- [REQUEST]: Count the lines below that contain the word "Mütterliche", and reply with only that number.

- [DATASET CONTENT]:

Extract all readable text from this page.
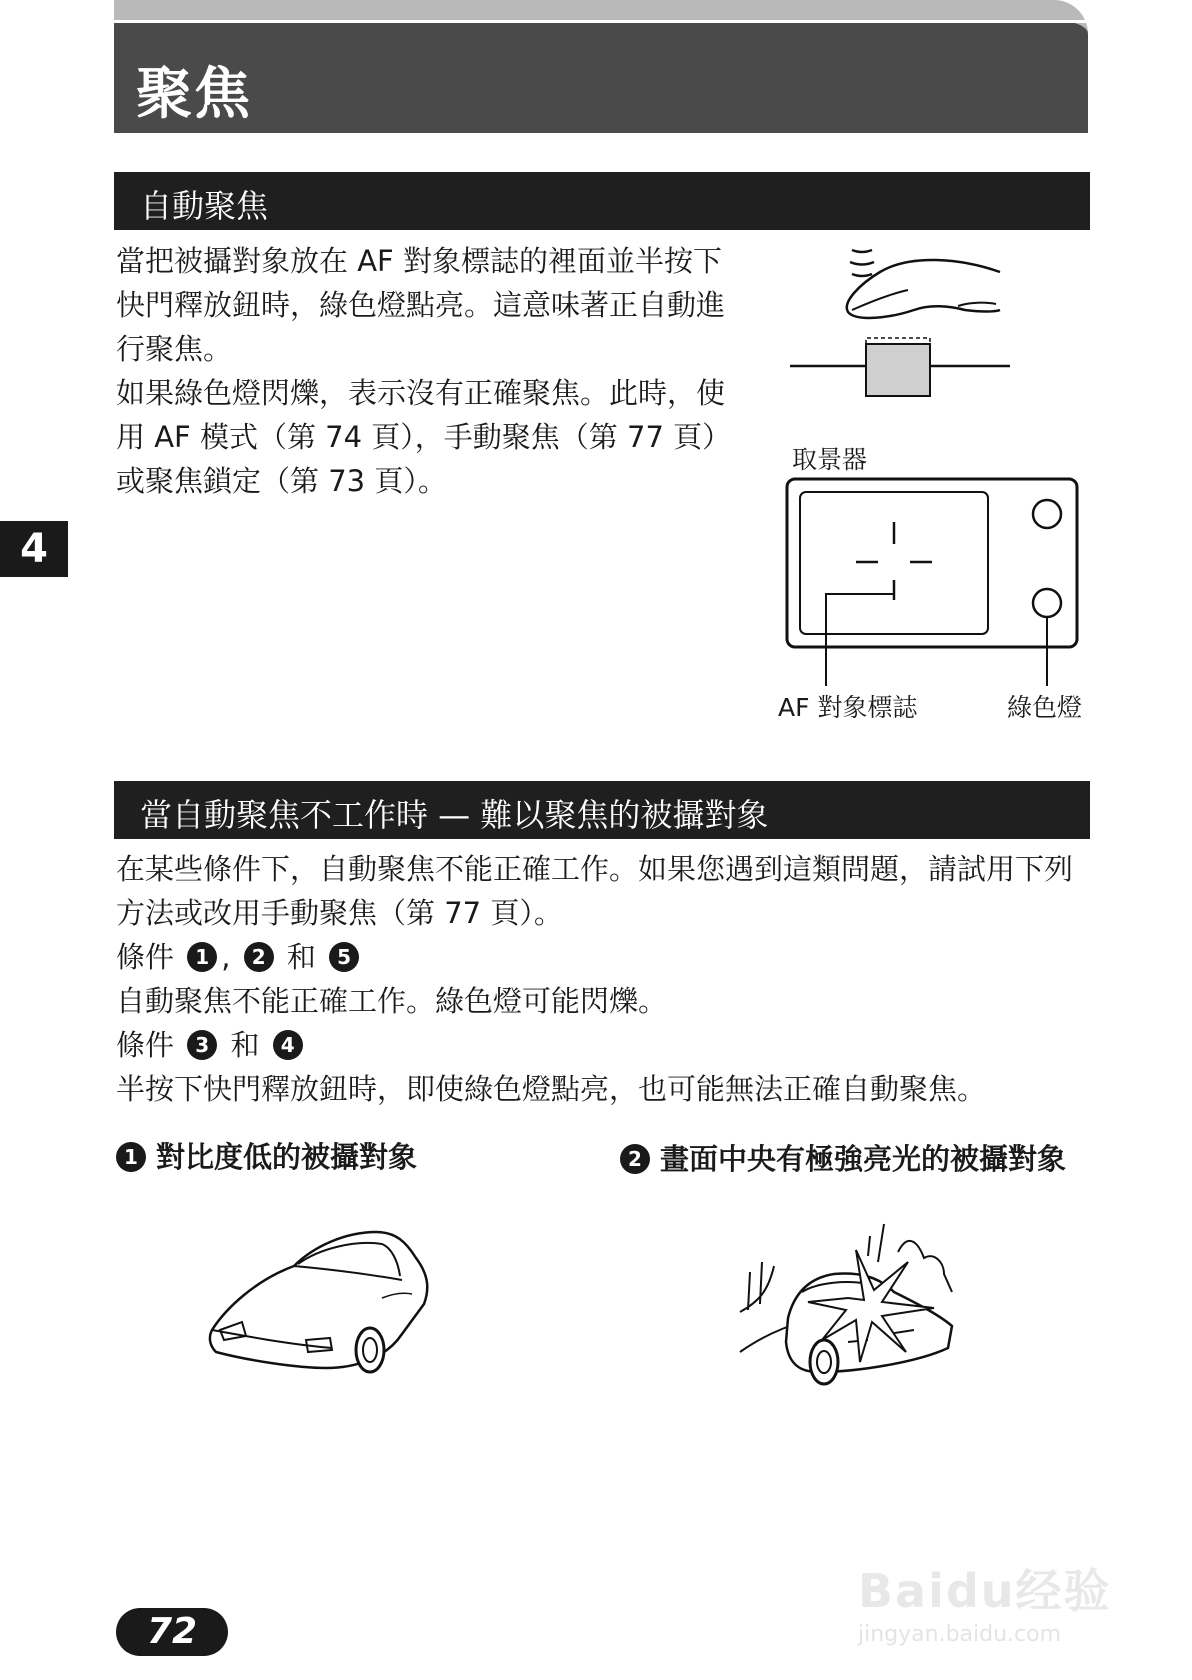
聚焦
4
自動聚焦
當把被攝對象放在 AF 對象標誌的裡面並半按下
快門釋放鈕時，綠色燈點亮。這意味著正自動進
行聚焦。
如果綠色燈閃爍，表示沒有正確聚焦。此時，使
用 AF 模式（第 74 頁），手動聚焦（第 77 頁）
或聚焦鎖定（第 73 頁）。
取景器
AF 對象標誌	綠色燈
當自動聚焦不工作時 — 難以聚焦的被攝對象
在某些條件下，自動聚焦不能正確工作。如果您遇到這類問題，請試用下列
方法或改用手動聚焦（第 77 頁）。
條件 1 , 2 和 5
自動聚焦不能正確工作。綠色燈可能閃爍。
條件 3 和 4
半按下快門釋放鈕時，即使綠色燈點亮，也可能無法正確自動聚焦。
1 對比度低的被攝對象	2 畫面中央有極強亮光的被攝對象
72
Baidu经验
jingyan.baidu.com
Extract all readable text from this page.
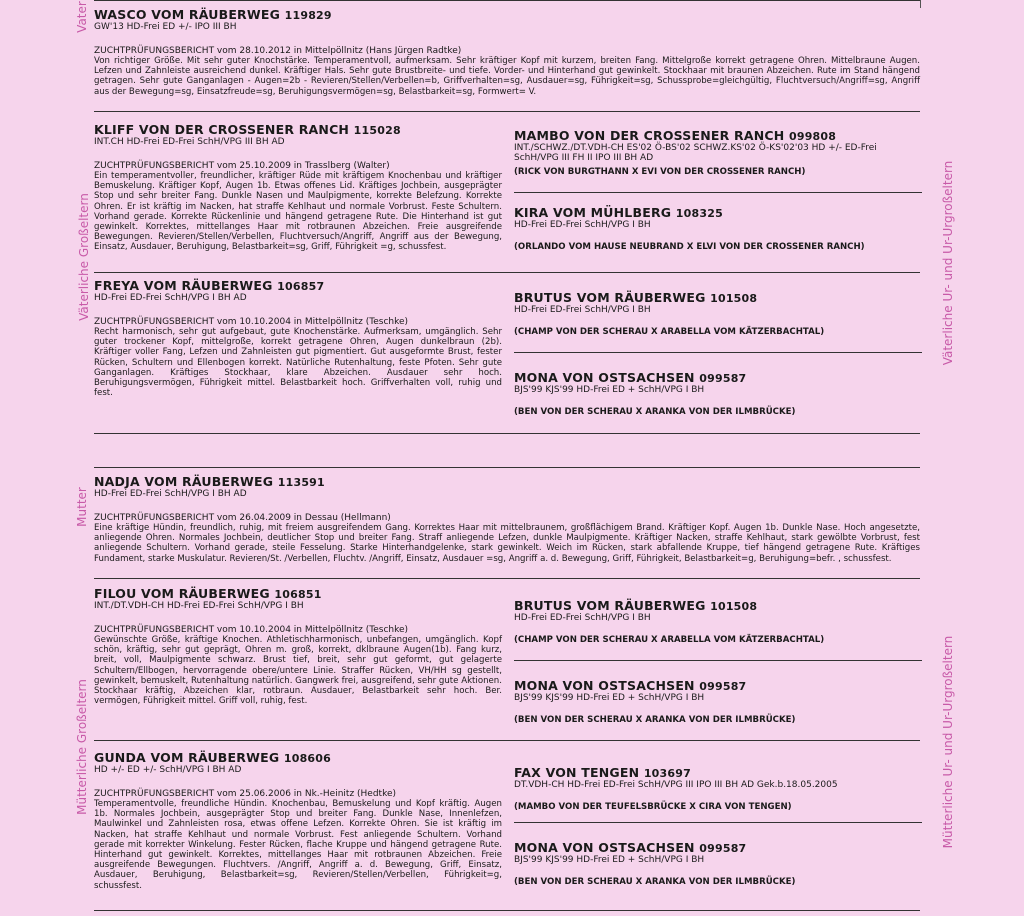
Vater
Väterliche Großeltern
Mutter
Mütterliche Großeltern
Väterliche Ur- und Ur-Urgroßeltern
Mütterliche Ur- und Ur-Urgroßeltern
WASCO VOM RÄUBERWEG 119829
GW'13 HD-Frei ED +/- IPO III BH
ZUCHTPRÜFUNGSBERICHT vom 28.10.2012 in Mittelpöllnitz (Hans Jürgen Radtke)
Von richtiger Größe. Mit sehr guter Knochstärke. Temperamentvoll, aufmerksam. Sehr kräftiger Kopf mit kurzem, breiten Fang. Mittelgroße korrekt getragene Ohren. Mittelbraune Augen. Lefzen und Zahnleiste ausreichend dunkel. Kräftiger Hals. Sehr gute Brustbreite- und tiefe. Vorder- und Hinterhand gut gewinkelt. Stockhaar mit braunen Abzeichen. Rute im Stand hängend getragen. Sehr gute Ganganlagen - Augen=2b - Revieren/Stellen/Verbellen=b, Griffverhalten=sg, Ausdauer=sg, Führigkeit=sg, Schussprobe=gleichgültig, Fluchtversuch/Angriff=sg, Angriff aus der Bewegung=sg, Einsatzfreude=sg, Beruhigungsvermögen=sg, Belastbarkeit=sg, Formwert= V.
KLIFF VON DER CROSSENER RANCH 115028
INT.CH HD-Frei ED-Frei SchH/VPG III BH AD
ZUCHTPRÜFUNGSBERICHT vom 25.10.2009 in Trasslberg (Walter)
Ein temperamentvoller, freundlicher, kräftiger Rüde mit kräftigem Knochenbau und kräftiger Bemuskelung. Kräftiger Kopf, Augen 1b. Etwas offenes Lid. Kräftiges Jochbein, ausgeprägter Stop und sehr breiter Fang. Dunkle Nasen und Maulpigmente, korrekte Belefzung. Korrekte Ohren. Er ist kräftig im Nacken, hat straffe Kehlhaut und normale Vorbrust. Feste Schultern. Vorhand gerade. Korrekte Rückenlinie und hängend getragene Rute. Die Hinterhand ist gut gewinkelt. Korrektes, mittellanges Haar mit rotbraunen Abzeichen. Freie ausgreifende Bewegungen. Revieren/Stellen/Verbellen, Fluchtversuch/Angriff, Angriff aus der Bewegung, Einsatz, Ausdauer, Beruhigung, Belastbarkeit=sg, Griff, Führigkeit =g, schussfest.
MAMBO VON DER CROSSENER RANCH 099808
INT./SCHWZ./DT.VDH-CH ES'02 Ö-BS'02 SCHWZ.KS'02 Ö-KS'02'03 HD +/- ED-Frei SchH/VPG III FH II IPO III BH AD
(RICK VON BURGTHANN X EVI VON DER CROSSENER RANCH)
KIRA VOM MÜHLBERG 108325
HD-Frei ED-Frei SchH/VPG I BH
(ORLANDO VOM HAUSE NEUBRAND X ELVI VON DER CROSSENER RANCH)
FREYA VOM RÄUBERWEG 106857
HD-Frei ED-Frei SchH/VPG I BH AD
ZUCHTPRÜFUNGSBERICHT vom 10.10.2004 in Mittelpöllnitz (Teschke)
Recht harmonisch, sehr gut aufgebaut, gute Knochenstärke. Aufmerksam, umgänglich. Sehr guter trockener Kopf, mittelgroße, korrekt getragene Ohren, Augen dunkelbraun (2b). Kräftiger voller Fang, Lefzen und Zahnleisten gut pigmentiert. Gut ausgeformte Brust, fester Rücken, Schultern und Ellenbogen korrekt. Natürliche Rutenhaltung, feste Pfoten. Sehr gute Ganganlagen. Kräftiges Stockhaar, klare Abzeichen. Ausdauer sehr hoch. Beruhigungsvermögen, Führigkeit mittel. Belastbarkeit hoch. Griffverhalten voll, ruhig und fest.
BRUTUS VOM RÄUBERWEG 101508
HD-Frei ED-Frei SchH/VPG I BH
(CHAMP VON DER SCHERAU X ARABELLA VOM KÄTZERBACHTAL)
MONA VON OSTSACHSEN 099587
BJS'99 KJS'99 HD-Frei ED + SchH/VPG I BH
(BEN VON DER SCHERAU X ARANKA VON DER ILMBRÜCKE)
NADJA VOM RÄUBERWEG 113591
HD-Frei ED-Frei SchH/VPG I BH AD
ZUCHTPRÜFUNGSBERICHT vom 26.04.2009 in Dessau (Hellmann)
Eine kräftige Hündin, freundlich, ruhig, mit freiem ausgreifendem Gang. Korrektes Haar mit mittelbraunem, großflächigem Brand. Kräftiger Kopf. Augen 1b. Dunkle Nase. Hoch angesetzte, anliegende Ohren. Normales Jochbein, deutlicher Stop und breiter Fang. Straff anliegende Lefzen, dunkle Maulpigmente. Kräftiger Nacken, straffe Kehlhaut, stark gewölbte Vorbrust, fest anliegende Schultern. Vorhand gerade, steile Fesselung. Starke Hinterhandgelenke, stark gewinkelt. Weich im Rücken, stark abfallende Kruppe, tief hängend getragene Rute. Kräftiges Fundament, starke Muskulatur. Revieren/St. /Verbellen, Fluchtv. /Angriff, Einsatz, Ausdauer =sg, Angriff a. d. Bewegung, Griff, Führigkeit, Belastbarkeit=g, Beruhigung=befr. , schussfest.
FILOU VOM RÄUBERWEG 106851
INT./DT.VDH-CH HD-Frei ED-Frei SchH/VPG I BH
ZUCHTPRÜFUNGSBERICHT vom 10.10.2004 in Mittelpöllnitz (Teschke)
Gewünschte Größe, kräftige Knochen. Athletischharmonisch, unbefangen, umgänglich. Kopf schön, kräftig, sehr gut geprägt, Ohren m. groß, korrekt, dklbraune Augen(1b). Fang kurz, breit, voll, Maulpigmente schwarz. Brust tief, breit, sehr gut geformt, gut gelagerte Schultern/Ellbogen, hervorragende obere/untere Linie. Straffer Rücken, VH/HH sg gestellt, gewinkelt, bemuskelt, Rutenhaltung natürlich. Gangwerk frei, ausgreifend, sehr gute Aktionen. Stockhaar kräftig, Abzeichen klar, rotbraun. Ausdauer, Belastbarkeit sehr hoch. Ber. vermögen, Führigkeit mittel. Griff voll, ruhig, fest.
BRUTUS VOM RÄUBERWEG 101508
HD-Frei ED-Frei SchH/VPG I BH
(CHAMP VON DER SCHERAU X ARABELLA VOM KÄTZERBACHTAL)
MONA VON OSTSACHSEN 099587
BJS'99 KJS'99 HD-Frei ED + SchH/VPG I BH
(BEN VON DER SCHERAU X ARANKA VON DER ILMBRÜCKE)
GUNDA VOM RÄUBERWEG 108606
HD +/- ED +/- SchH/VPG I BH AD
ZUCHTPRÜFUNGSBERICHT vom 25.06.2006 in Nk.-Heinitz (Hedtke)
Temperamentvolle, freundliche Hündin. Knochenbau, Bemuskelung und Kopf kräftig. Augen 1b. Normales Jochbein, ausgeprägter Stop und breiter Fang. Dunkle Nase, Innenlefzen, Maulwinkel und Zahnleisten rosa, etwas offene Lefzen. Korrekte Ohren. Sie ist kräftig im Nacken, hat straffe Kehlhaut und normale Vorbrust. Fest anliegende Schultern. Vorhand gerade mit korrekter Winkelung. Fester Rücken, flache Kruppe und hängend getragene Rute. Hinterhand gut gewinkelt. Korrektes, mittellanges Haar mit rotbraunen Abzeichen. Freie ausgreifende Bewegungen. Fluchtvers. /Angriff, Angriff a. d. Bewegung, Griff, Einsatz, Ausdauer, Beruhigung, Belastbarkeit=sg, Revieren/Stellen/Verbellen, Führigkeit=g, schussfest.
FAX VON TENGEN 103697
DT.VDH-CH HD-Frei ED-Frei SchH/VPG III IPO III BH AD Gek.b.18.05.2005
(MAMBO VON DER TEUFELSBRÜCKE X CIRA VON TENGEN)
MONA VON OSTSACHSEN 099587
BJS'99 KJS'99 HD-Frei ED + SchH/VPG I BH
(BEN VON DER SCHERAU X ARANKA VON DER ILMBRÜCKE)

- [SOLUTION TO THE EXERCISE]: 2